### Aim of the task
Retype each record below word for word. Leave the pictures out.

### Material provided
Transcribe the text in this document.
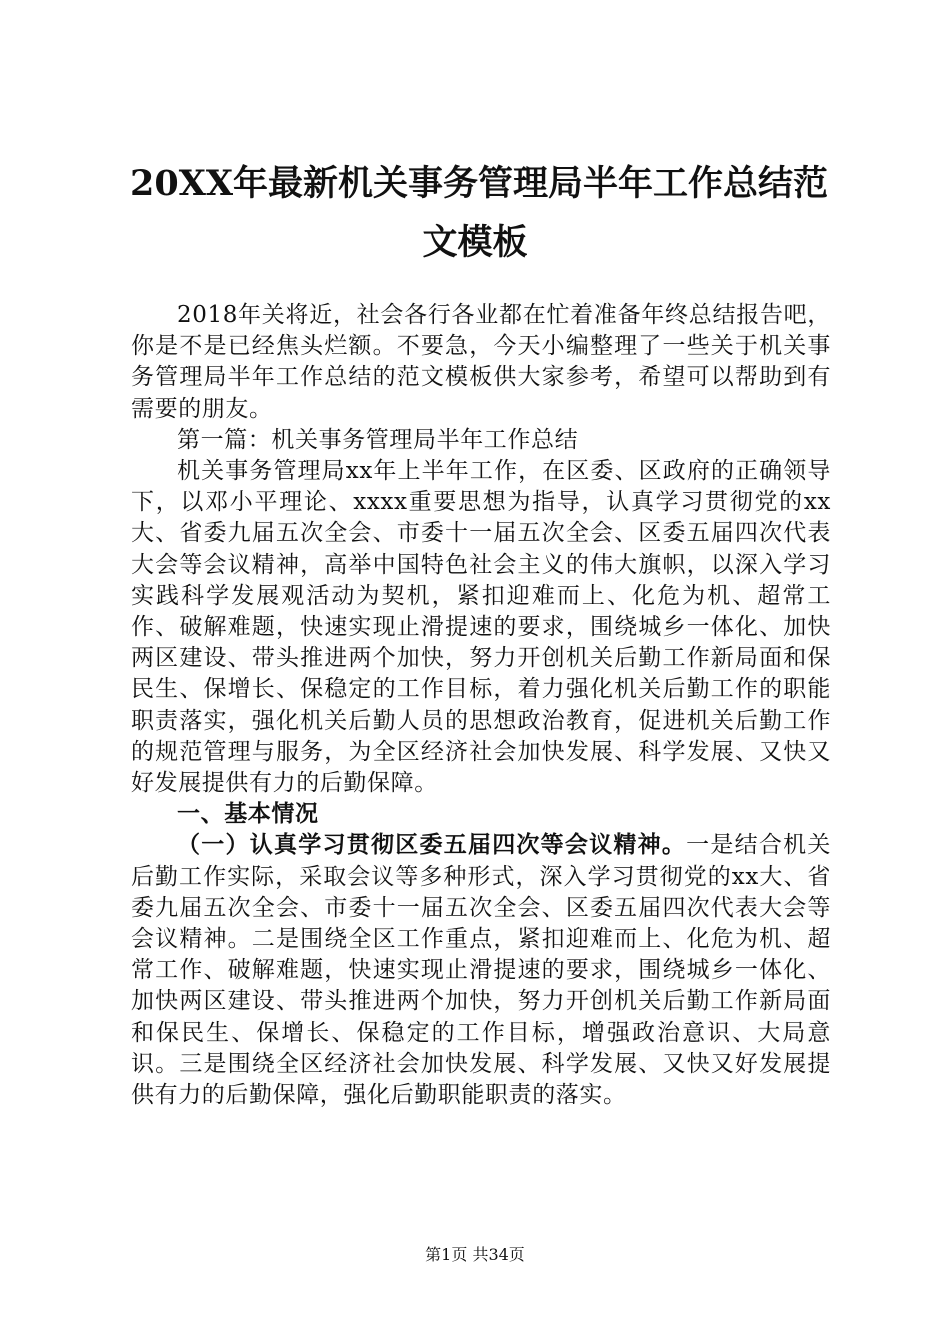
20XX年最新机关事务管理局半年工作总结范
文模板

2018年关将近，社会各行各业都在忙着准备年终总结报告吧，你是不是已经焦头烂额。不要急，今天小编整理了一些关于机关事务管理局半年工作总结的范文模板供大家参考，希望可以帮助到有需要的朋友。

第一篇：机关事务管理局半年工作总结

机关事务管理局xx年上半年工作，在区委、区政府的正确领导下，以邓小平理论、xxxx重要思想为指导，认真学习贯彻党的xx大、省委九届五次全会、市委十一届五次全会、区委五届四次代表大会等会议精神，高举中国特色社会主义的伟大旗帜，以深入学习实践科学发展观活动为契机，紧扣迎难而上、化危为机、超常工作、破解难题，快速实现止滑提速的要求，围绕城乡一体化、加快两区建设、带头推进两个加快，努力开创机关后勤工作新局面和保民生、保增长、保稳定的工作目标，着力强化机关后勤工作的职能职责落实，强化机关后勤人员的思想政治教育，促进机关后勤工作的规范管理与服务，为全区经济社会加快发展、科学发展、又快又好发展提供有力的后勤保障。

一、基本情况

（一）认真学习贯彻区委五届四次等会议精神。一是结合机关后勤工作实际，采取会议等多种形式，深入学习贯彻党的xx大、省委九届五次全会、市委十一届五次全会、区委五届四次代表大会等会议精神。二是围绕全区工作重点，紧扣迎难而上、化危为机、超常工作、破解难题，快速实现止滑提速的要求，围绕城乡一体化、加快两区建设、带头推进两个加快，努力开创机关后勤工作新局面和保民生、保增长、保稳定的工作目标，增强政治意识、大局意识。三是围绕全区经济社会加快发展、科学发展、又快又好发展提供有力的后勤保障，强化后勤职能职责的落实。

第1页 共34页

### Final result
Transcribe the text in this document.
20XX年最新机关事务管理局半年工作总结范
文模板

2018年关将近，社会各行各业都在忙着准备年终总结报告吧，你是不是已经焦头烂额。不要急，今天小编整理了一些关于机关事务管理局半年工作总结的范文模板供大家参考，希望可以帮助到有需要的朋友。

第一篇：机关事务管理局半年工作总结

机关事务管理局xx年上半年工作，在区委、区政府的正确领导下，以邓小平理论、xxxx重要思想为指导，认真学习贯彻党的xx大、省委九届五次全会、市委十一届五次全会、区委五届四次代表大会等会议精神，高举中国特色社会主义的伟大旗帜，以深入学习实践科学发展观活动为契机，紧扣迎难而上、化危为机、超常工作、破解难题，快速实现止滑提速的要求，围绕城乡一体化、加快两区建设、带头推进两个加快，努力开创机关后勤工作新局面和保民生、保增长、保稳定的工作目标，着力强化机关后勤工作的职能职责落实，强化机关后勤人员的思想政治教育，促进机关后勤工作的规范管理与服务，为全区经济社会加快发展、科学发展、又快又好发展提供有力的后勤保障。

一、基本情况

（一）认真学习贯彻区委五届四次等会议精神。一是结合机关后勤工作实际，采取会议等多种形式，深入学习贯彻党的xx大、省委九届五次全会、市委十一届五次全会、区委五届四次代表大会等会议精神。二是围绕全区工作重点，紧扣迎难而上、化危为机、超常工作、破解难题，快速实现止滑提速的要求，围绕城乡一体化、加快两区建设、带头推进两个加快，努力开创机关后勤工作新局面和保民生、保增长、保稳定的工作目标，增强政治意识、大局意识。三是围绕全区经济社会加快发展、科学发展、又快又好发展提供有力的后勤保障，强化后勤职能职责的落实。

第1页 共34页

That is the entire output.